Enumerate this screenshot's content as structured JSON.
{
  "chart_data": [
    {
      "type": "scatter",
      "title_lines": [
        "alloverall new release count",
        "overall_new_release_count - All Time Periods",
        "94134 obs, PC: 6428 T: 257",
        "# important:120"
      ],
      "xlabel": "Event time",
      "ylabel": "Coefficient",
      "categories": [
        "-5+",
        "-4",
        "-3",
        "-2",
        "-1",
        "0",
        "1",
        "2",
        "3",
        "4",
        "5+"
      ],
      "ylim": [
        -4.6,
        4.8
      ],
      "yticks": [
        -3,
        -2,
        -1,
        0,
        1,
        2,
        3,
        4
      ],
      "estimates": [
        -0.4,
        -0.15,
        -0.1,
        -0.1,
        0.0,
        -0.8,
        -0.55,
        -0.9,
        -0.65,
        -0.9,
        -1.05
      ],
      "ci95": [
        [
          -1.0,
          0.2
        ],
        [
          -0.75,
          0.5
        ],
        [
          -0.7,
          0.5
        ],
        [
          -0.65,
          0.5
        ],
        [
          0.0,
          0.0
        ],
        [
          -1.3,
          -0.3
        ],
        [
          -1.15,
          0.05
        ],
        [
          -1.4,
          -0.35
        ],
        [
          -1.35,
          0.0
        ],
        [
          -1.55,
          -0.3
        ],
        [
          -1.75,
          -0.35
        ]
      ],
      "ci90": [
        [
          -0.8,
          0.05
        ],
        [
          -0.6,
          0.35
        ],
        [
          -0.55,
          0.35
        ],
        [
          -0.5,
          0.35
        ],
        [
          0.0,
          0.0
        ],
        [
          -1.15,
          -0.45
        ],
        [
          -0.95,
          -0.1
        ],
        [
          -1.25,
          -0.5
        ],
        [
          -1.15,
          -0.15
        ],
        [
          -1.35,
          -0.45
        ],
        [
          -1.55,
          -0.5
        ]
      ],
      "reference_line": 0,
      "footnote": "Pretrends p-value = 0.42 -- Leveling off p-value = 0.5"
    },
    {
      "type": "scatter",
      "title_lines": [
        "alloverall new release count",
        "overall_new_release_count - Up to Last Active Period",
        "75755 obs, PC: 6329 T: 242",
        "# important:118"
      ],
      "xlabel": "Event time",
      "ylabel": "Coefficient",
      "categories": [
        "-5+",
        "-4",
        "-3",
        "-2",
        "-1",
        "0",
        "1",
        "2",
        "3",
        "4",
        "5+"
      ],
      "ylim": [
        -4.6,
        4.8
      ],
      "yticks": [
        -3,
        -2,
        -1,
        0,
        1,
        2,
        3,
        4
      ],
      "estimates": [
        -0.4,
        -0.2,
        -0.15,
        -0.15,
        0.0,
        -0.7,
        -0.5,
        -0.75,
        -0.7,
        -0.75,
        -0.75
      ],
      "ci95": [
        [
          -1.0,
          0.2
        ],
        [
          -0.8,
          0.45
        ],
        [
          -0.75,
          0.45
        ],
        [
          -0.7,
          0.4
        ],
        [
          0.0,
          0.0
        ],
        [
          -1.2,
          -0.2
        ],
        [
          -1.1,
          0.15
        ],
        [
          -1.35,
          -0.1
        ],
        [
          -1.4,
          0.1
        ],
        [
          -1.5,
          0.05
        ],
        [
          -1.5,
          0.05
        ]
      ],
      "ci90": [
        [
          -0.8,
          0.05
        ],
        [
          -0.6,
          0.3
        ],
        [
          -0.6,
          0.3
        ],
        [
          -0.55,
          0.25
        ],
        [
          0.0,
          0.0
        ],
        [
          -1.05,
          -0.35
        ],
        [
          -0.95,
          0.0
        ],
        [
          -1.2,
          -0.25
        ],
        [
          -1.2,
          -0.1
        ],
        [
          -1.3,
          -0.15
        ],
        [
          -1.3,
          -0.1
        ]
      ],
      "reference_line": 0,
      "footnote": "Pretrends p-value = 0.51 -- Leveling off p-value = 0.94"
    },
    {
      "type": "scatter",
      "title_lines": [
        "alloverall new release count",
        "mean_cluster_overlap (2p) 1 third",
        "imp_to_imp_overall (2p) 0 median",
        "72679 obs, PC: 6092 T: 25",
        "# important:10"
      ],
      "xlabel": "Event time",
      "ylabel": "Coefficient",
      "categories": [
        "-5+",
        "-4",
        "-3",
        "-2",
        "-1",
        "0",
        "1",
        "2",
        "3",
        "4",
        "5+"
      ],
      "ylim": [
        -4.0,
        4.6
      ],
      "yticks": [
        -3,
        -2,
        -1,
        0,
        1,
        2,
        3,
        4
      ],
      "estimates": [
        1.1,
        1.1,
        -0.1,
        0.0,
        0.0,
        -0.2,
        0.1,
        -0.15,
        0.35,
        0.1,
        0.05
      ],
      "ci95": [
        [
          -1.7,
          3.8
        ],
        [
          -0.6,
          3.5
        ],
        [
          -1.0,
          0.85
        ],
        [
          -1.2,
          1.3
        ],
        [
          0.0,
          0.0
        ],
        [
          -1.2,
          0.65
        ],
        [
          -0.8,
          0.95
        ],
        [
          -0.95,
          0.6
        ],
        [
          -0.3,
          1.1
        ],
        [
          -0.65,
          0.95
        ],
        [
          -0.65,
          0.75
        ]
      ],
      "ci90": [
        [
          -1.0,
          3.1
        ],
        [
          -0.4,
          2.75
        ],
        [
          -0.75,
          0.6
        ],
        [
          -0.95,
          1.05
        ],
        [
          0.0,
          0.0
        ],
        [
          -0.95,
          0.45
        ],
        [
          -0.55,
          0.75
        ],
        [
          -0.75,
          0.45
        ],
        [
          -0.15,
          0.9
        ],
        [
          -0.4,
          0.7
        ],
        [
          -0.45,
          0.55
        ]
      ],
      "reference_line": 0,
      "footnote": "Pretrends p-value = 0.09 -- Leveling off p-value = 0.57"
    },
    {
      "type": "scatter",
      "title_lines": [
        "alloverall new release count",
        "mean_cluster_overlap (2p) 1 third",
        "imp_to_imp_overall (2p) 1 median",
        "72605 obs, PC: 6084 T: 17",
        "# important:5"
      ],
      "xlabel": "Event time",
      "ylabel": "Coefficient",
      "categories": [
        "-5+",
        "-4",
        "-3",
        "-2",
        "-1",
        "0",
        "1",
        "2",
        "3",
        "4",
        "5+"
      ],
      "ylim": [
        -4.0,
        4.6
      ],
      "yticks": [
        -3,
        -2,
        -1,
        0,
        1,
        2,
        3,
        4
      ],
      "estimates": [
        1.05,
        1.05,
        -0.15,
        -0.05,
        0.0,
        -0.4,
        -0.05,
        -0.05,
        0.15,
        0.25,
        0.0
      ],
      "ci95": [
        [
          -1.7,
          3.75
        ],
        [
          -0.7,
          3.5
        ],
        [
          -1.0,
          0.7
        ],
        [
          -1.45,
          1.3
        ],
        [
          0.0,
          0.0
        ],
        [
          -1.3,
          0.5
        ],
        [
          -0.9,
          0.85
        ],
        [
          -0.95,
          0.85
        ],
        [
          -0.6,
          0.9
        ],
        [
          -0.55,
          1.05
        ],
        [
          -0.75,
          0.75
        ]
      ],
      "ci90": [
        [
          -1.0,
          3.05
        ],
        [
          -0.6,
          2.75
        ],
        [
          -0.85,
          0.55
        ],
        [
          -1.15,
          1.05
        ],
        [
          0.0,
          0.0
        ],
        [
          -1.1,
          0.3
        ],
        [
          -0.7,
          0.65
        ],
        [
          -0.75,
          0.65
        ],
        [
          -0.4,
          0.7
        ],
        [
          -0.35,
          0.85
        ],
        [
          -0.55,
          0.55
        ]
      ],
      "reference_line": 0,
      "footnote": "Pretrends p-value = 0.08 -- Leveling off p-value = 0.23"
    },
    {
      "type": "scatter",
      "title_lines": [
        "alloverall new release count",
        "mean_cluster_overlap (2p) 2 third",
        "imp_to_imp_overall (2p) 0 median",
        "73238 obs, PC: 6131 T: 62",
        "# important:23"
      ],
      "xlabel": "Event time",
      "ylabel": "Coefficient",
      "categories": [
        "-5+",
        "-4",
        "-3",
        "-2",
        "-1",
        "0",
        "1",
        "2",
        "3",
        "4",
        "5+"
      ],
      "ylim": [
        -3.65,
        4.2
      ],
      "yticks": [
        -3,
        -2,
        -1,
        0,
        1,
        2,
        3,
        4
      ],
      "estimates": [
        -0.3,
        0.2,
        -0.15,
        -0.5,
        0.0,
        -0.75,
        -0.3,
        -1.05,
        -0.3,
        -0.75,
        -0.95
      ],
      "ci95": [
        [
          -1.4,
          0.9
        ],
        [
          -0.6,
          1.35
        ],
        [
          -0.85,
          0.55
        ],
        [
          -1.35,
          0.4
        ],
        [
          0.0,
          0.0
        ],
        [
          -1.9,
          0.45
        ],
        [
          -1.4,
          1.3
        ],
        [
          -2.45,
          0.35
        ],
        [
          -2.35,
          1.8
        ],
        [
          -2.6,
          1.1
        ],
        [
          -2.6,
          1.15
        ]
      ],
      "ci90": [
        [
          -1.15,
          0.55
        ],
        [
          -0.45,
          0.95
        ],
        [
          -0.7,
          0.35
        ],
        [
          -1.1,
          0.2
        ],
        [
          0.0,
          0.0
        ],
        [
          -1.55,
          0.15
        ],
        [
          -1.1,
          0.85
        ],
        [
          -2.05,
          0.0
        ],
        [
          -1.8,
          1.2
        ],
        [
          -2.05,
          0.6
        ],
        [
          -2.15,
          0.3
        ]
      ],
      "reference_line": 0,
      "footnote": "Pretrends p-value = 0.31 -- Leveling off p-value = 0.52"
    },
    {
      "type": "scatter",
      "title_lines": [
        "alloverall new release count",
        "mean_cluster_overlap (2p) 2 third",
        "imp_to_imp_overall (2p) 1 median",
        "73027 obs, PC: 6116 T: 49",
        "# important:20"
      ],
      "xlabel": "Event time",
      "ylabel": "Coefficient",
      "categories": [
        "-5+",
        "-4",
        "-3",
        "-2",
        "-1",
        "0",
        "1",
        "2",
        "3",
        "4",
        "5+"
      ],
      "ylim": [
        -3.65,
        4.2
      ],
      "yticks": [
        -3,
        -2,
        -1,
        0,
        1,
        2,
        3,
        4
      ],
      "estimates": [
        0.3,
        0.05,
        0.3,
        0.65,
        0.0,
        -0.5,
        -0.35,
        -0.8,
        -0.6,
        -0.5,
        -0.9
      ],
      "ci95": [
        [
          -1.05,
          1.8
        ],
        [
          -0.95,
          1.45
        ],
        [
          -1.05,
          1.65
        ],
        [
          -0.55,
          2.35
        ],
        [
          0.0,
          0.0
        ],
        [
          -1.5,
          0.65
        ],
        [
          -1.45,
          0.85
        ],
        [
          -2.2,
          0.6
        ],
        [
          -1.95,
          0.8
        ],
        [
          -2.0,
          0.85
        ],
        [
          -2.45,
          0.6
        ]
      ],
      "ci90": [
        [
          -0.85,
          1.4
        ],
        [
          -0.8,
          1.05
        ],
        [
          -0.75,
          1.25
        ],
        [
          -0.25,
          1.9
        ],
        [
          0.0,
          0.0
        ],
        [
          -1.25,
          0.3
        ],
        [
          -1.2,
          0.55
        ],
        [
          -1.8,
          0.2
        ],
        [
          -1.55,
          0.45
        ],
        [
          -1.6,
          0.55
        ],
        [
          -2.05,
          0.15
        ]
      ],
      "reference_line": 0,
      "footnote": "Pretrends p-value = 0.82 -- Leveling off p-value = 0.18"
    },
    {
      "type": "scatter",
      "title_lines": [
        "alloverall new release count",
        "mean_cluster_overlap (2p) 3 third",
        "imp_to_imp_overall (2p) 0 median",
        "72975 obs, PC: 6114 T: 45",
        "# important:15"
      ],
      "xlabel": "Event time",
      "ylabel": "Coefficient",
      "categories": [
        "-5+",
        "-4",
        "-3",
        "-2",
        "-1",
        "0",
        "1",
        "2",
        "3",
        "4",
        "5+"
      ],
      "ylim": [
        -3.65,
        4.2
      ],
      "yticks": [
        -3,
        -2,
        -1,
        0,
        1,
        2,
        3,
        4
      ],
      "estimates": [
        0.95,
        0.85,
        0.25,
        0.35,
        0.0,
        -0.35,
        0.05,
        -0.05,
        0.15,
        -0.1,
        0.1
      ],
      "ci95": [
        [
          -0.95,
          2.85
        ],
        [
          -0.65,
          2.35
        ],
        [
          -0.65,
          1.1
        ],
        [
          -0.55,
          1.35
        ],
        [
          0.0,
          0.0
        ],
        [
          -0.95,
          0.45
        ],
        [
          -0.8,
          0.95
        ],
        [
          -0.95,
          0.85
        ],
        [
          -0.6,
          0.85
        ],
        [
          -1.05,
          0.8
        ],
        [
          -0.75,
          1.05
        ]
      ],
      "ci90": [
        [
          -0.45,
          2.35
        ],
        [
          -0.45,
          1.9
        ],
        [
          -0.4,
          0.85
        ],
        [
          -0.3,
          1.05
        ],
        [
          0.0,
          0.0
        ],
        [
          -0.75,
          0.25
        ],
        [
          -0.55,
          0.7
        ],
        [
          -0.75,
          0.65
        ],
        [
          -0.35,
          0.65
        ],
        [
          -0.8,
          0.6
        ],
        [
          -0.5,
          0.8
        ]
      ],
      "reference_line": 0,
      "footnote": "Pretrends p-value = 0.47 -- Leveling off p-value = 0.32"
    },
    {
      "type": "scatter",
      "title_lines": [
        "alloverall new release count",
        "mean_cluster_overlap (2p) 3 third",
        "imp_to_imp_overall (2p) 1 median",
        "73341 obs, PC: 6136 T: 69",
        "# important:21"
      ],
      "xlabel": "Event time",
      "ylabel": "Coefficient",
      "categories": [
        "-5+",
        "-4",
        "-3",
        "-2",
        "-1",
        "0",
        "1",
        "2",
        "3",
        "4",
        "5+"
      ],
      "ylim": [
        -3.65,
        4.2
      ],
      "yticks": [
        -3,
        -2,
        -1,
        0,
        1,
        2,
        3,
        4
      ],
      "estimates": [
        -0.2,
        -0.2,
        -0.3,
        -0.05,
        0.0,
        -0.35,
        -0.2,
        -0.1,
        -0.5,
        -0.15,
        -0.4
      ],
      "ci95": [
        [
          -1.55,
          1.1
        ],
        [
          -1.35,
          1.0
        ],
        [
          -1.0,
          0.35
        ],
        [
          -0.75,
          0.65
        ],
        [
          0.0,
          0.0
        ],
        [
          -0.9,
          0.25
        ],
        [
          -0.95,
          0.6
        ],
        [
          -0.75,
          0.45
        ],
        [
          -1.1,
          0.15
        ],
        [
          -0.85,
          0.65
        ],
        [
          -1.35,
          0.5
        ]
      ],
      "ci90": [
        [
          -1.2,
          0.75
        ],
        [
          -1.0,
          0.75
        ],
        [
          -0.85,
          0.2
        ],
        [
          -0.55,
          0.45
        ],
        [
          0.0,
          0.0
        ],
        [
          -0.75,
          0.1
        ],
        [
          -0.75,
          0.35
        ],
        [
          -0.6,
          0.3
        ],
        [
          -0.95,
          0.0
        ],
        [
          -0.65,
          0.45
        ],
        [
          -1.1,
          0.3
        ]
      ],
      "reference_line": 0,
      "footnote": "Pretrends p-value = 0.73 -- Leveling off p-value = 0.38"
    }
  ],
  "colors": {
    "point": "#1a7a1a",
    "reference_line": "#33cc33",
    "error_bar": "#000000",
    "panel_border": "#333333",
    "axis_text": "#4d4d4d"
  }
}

EXERCISE TASK:
Copy out each line of the material that holds the word "Pretrends".

TASK ANSWER:
      "footnote": "Pretrends p-value = 0.42 -- Leveling off p-value = 0.5"
      "footnote": "Pretrends p-value = 0.51 -- Leveling off p-value = 0.94"
      "footnote": "Pretrends p-value = 0.09 -- Leveling off p-value = 0.57"
      "footnote": "Pretrends p-value = 0.08 -- Leveling off p-value = 0.23"
      "footnote": "Pretrends p-value = 0.31 -- Leveling off p-value = 0.52"
      "footnote": "Pretrends p-value = 0.82 -- Leveling off p-value = 0.18"
      "footnote": "Pretrends p-value = 0.47 -- Leveling off p-value = 0.32"
      "footnote": "Pretrends p-value = 0.73 -- Leveling off p-value = 0.38"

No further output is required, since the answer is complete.